→ **WHAT YOU NEED TO DO**:
1. From the rows below, copy word for word the part that opens with the line containing "bar [103, 352, 128, 374]" and closes with the line containing "bar [546, 162, 570, 374]", including both of those lines.
2. Continue the text below on fishery data systems, starting right after its last sentence.

→ **TEXT PROVIDED**:
(begin)

The good news is that much of the data that government agencies and researchers need to craft sustainable fishing policies is already being collected. Furthermore, new and better data sources are coming online, thanks to high-tech equipment on boats, sensors such as Satellite-AIS, and online seafood auctions. We’re living in a golden age of data, and fisheries should be no exception.

There is a problem, however. The systems in place for storing, tracking, and querying the data are cumbersome and outdated. Dilapidated data infrastructure, both in the United States and globally, stands as one of the biggest obstacles to research on fishery management and its impacts. Upgrading, standardizing, and integrating those systems must become a priority in every country’s fishery management policies.

(end)

→ **THE INPUT**:
(begin)

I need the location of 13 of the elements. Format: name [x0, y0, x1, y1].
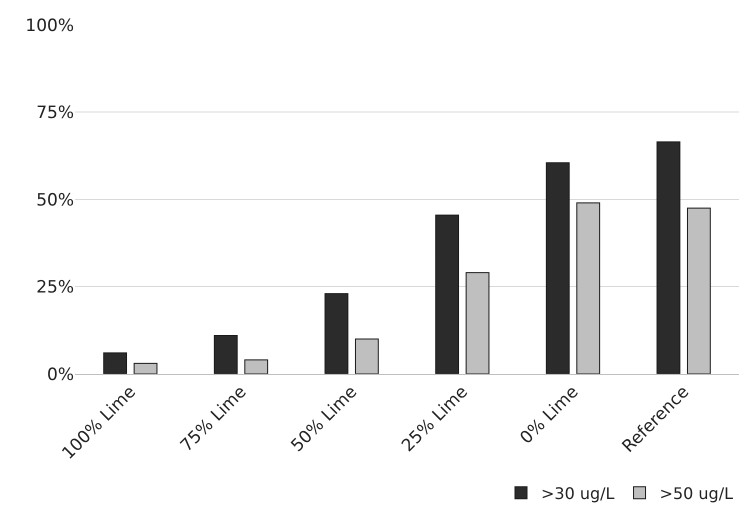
bar [103, 352, 128, 374]
y-tick-label: 0% [47, 364, 74, 385]
y-tick-label: 75% [36, 103, 74, 124]
y-tick-label: 100% [25, 16, 74, 36]
legend-label: >30 ug/L [541, 484, 615, 503]
bar [435, 214, 460, 374]
bar [656, 141, 680, 374]
legend-label: >50 ug/L [660, 484, 734, 503]
bar [214, 334, 238, 374]
y-tick-label: 25% [36, 278, 74, 298]
y-tick-label: 50% [36, 190, 74, 210]
bar [546, 162, 570, 374]
bar [324, 293, 348, 374]
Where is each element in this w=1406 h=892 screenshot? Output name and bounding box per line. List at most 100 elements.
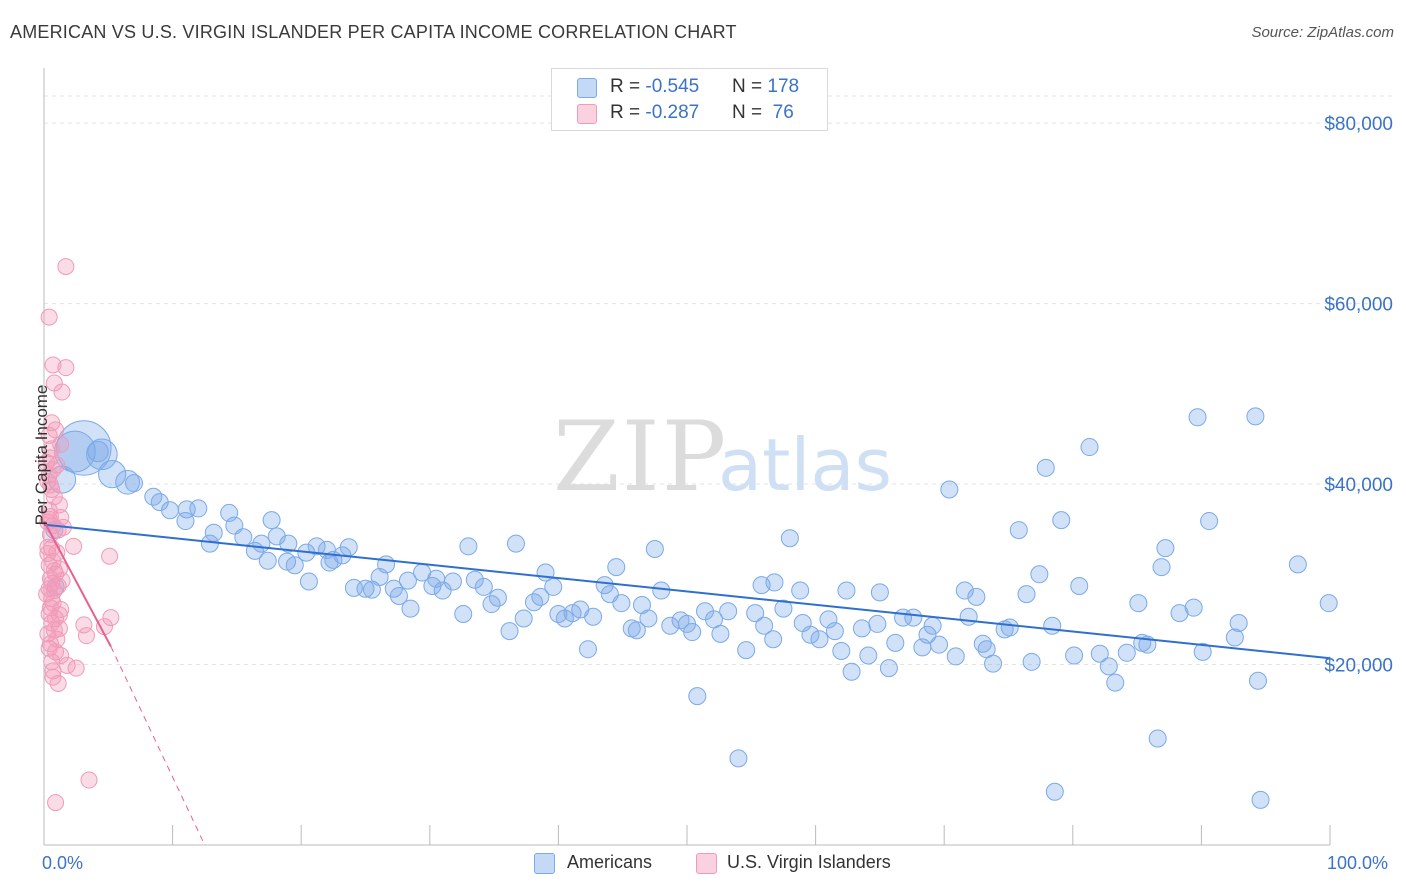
- americans-point: [1090, 644, 1109, 663]
- americans-point: [764, 630, 783, 649]
- americans-point: [125, 474, 144, 493]
- y-axis-label: Per Capita Income: [32, 384, 51, 526]
- americans-point: [825, 622, 844, 641]
- americans-point: [514, 609, 533, 628]
- virgin-islanders-point: [57, 258, 75, 276]
- americans-point: [832, 641, 851, 660]
- bottom-legend-label-americans: Americans: [567, 852, 653, 872]
- americans-point: [234, 528, 253, 547]
- americans-point: [612, 594, 631, 613]
- americans-point: [837, 581, 856, 600]
- americans-point: [377, 555, 396, 574]
- americans-point: [627, 621, 646, 640]
- americans-point: [87, 440, 109, 463]
- americans-point: [1248, 671, 1267, 690]
- americans-point: [339, 538, 358, 557]
- legend-n-value-virgin-islanders: 76: [767, 102, 794, 123]
- americans-point: [200, 534, 219, 553]
- americans-point: [1170, 604, 1189, 623]
- bottom-legend-swatch-americans: [534, 853, 555, 874]
- grid-lines: [44, 95, 1392, 666]
- virgin-islanders-point: [40, 556, 58, 574]
- americans-point: [258, 551, 277, 570]
- americans-point: [1288, 555, 1307, 574]
- americans-point: [711, 624, 730, 643]
- americans-point: [549, 604, 568, 623]
- virgin-islanders-point: [52, 600, 70, 618]
- americans-point: [1070, 577, 1089, 596]
- americans-point: [544, 577, 563, 596]
- americans-point: [737, 641, 756, 660]
- x-tick-label-max: 100.0%: [1327, 853, 1389, 873]
- americans-point: [1065, 646, 1084, 665]
- americans-point: [688, 687, 707, 706]
- virgin-islanders-point: [50, 496, 68, 514]
- americans-point: [1052, 511, 1071, 530]
- americans-point: [307, 537, 326, 556]
- americans-point: [904, 608, 923, 627]
- americans-point: [401, 599, 420, 618]
- virgin-islanders-point: [47, 794, 65, 812]
- virgin-islanders-point: [40, 639, 58, 657]
- americans-point: [1106, 673, 1125, 692]
- americans-point: [1229, 614, 1248, 633]
- americans-point: [262, 511, 281, 530]
- virgin-islanders-point: [80, 771, 98, 789]
- americans-point: [161, 501, 180, 520]
- americans-point: [398, 571, 417, 590]
- virgin-islanders-point: [101, 547, 119, 565]
- americans-point: [1225, 628, 1244, 647]
- americans-point: [389, 586, 408, 605]
- americans-points: [45, 407, 1338, 809]
- virgin-islanders-points: [38, 258, 120, 812]
- virgin-islanders-point: [40, 308, 58, 326]
- americans-point: [176, 512, 195, 531]
- americans-point: [204, 523, 223, 542]
- americans-point: [852, 619, 871, 638]
- legend-swatch-virgin-islanders: [577, 104, 597, 124]
- americans-point: [607, 558, 626, 577]
- americans-point: [299, 572, 318, 591]
- americans-point: [1193, 642, 1212, 661]
- virgin-islanders-point: [40, 426, 58, 444]
- americans-point: [645, 540, 664, 559]
- americans-point: [1152, 558, 1171, 577]
- bottom-legend-swatch-virgin-islanders: [696, 853, 717, 874]
- americans-point: [819, 610, 838, 629]
- virgin-islanders-point: [67, 659, 85, 677]
- americans-trend-line: [43, 523, 1331, 660]
- americans-point: [652, 581, 671, 600]
- virgin-islanders-point: [65, 537, 83, 555]
- virgin-islanders-point: [57, 359, 75, 377]
- legend-n-value-americans: 178: [767, 76, 800, 97]
- americans-point: [474, 577, 493, 596]
- americans-point: [639, 609, 658, 628]
- virgin-islanders-point: [75, 616, 93, 634]
- americans-point: [1188, 408, 1207, 427]
- chart-source: Source: ZipAtlas.com: [1251, 24, 1394, 41]
- virgin-islanders-point: [102, 609, 120, 627]
- americans-point: [1251, 790, 1270, 809]
- y-tick-label: $80,000: [1324, 114, 1393, 135]
- watermark: ZIP atlas: [553, 401, 892, 513]
- virgin-islanders-point: [77, 627, 95, 645]
- americans-point: [719, 602, 738, 621]
- virgin-islanders-point: [53, 383, 71, 401]
- y-tick-label: $60,000: [1324, 295, 1393, 316]
- americans-point: [955, 581, 974, 600]
- virgin-islanders-point: [41, 599, 59, 617]
- americans-point: [1099, 657, 1118, 676]
- americans-point: [506, 534, 525, 553]
- americans-point: [443, 572, 462, 591]
- americans-point: [1009, 521, 1028, 540]
- americans-point: [1000, 618, 1019, 637]
- americans-point: [879, 659, 898, 678]
- americans-point: [940, 480, 959, 499]
- americans-point: [1200, 512, 1219, 531]
- americans-point: [252, 534, 271, 553]
- americans-point: [842, 662, 861, 681]
- legend-n-label: N =: [732, 102, 768, 123]
- americans-point: [930, 635, 949, 654]
- americans-point: [1017, 585, 1036, 604]
- americans-point: [870, 583, 889, 602]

(end)

→ **ANSWERS TO THE TASKS**:
1.
bar [103, 352, 128, 374]
y-tick-label: 0% [47, 364, 74, 385]
y-tick-label: 75% [36, 103, 74, 124]
y-tick-label: 100% [25, 16, 74, 36]
legend-label: >30 ug/L [541, 484, 615, 503]
bar [435, 214, 460, 374]
bar [656, 141, 680, 374]
legend-label: >50 ug/L [660, 484, 734, 503]
bar [214, 334, 238, 374]
y-tick-label: 25% [36, 278, 74, 298]
y-tick-label: 50% [36, 190, 74, 210]
bar [546, 162, 570, 374]

2.
For example, population assessments are done by stock—that is, regional subsets of fish species—but most management happens at the level of the fishery, which can include multiple species and stocks. By contrast, most fish prices are determined at the species or product level, and foreign trade data are broken down by product types and species groupings that change over time. In order to understand the bigger picture of how management affects stock status, or how the market affects fishing behavior, we must piece the data together across these multiple domains. To make matters worse, each data source utilizes different naming conventions and has coverage over varying geographic regions and time scales. Linking these datasets requires an extremely nuanced understanding of regional management idiosyncrasies, reporting caveats, and where to find documentation and keyfiles. A standardized approach would greatly facilitate the process of providing accurate and timely insights into how our fishery policies are working. At a minimum, there should be an identification number for each stock, species, and fishery, and yearly keyfiles that match the stocks to species and fisheries they belong to.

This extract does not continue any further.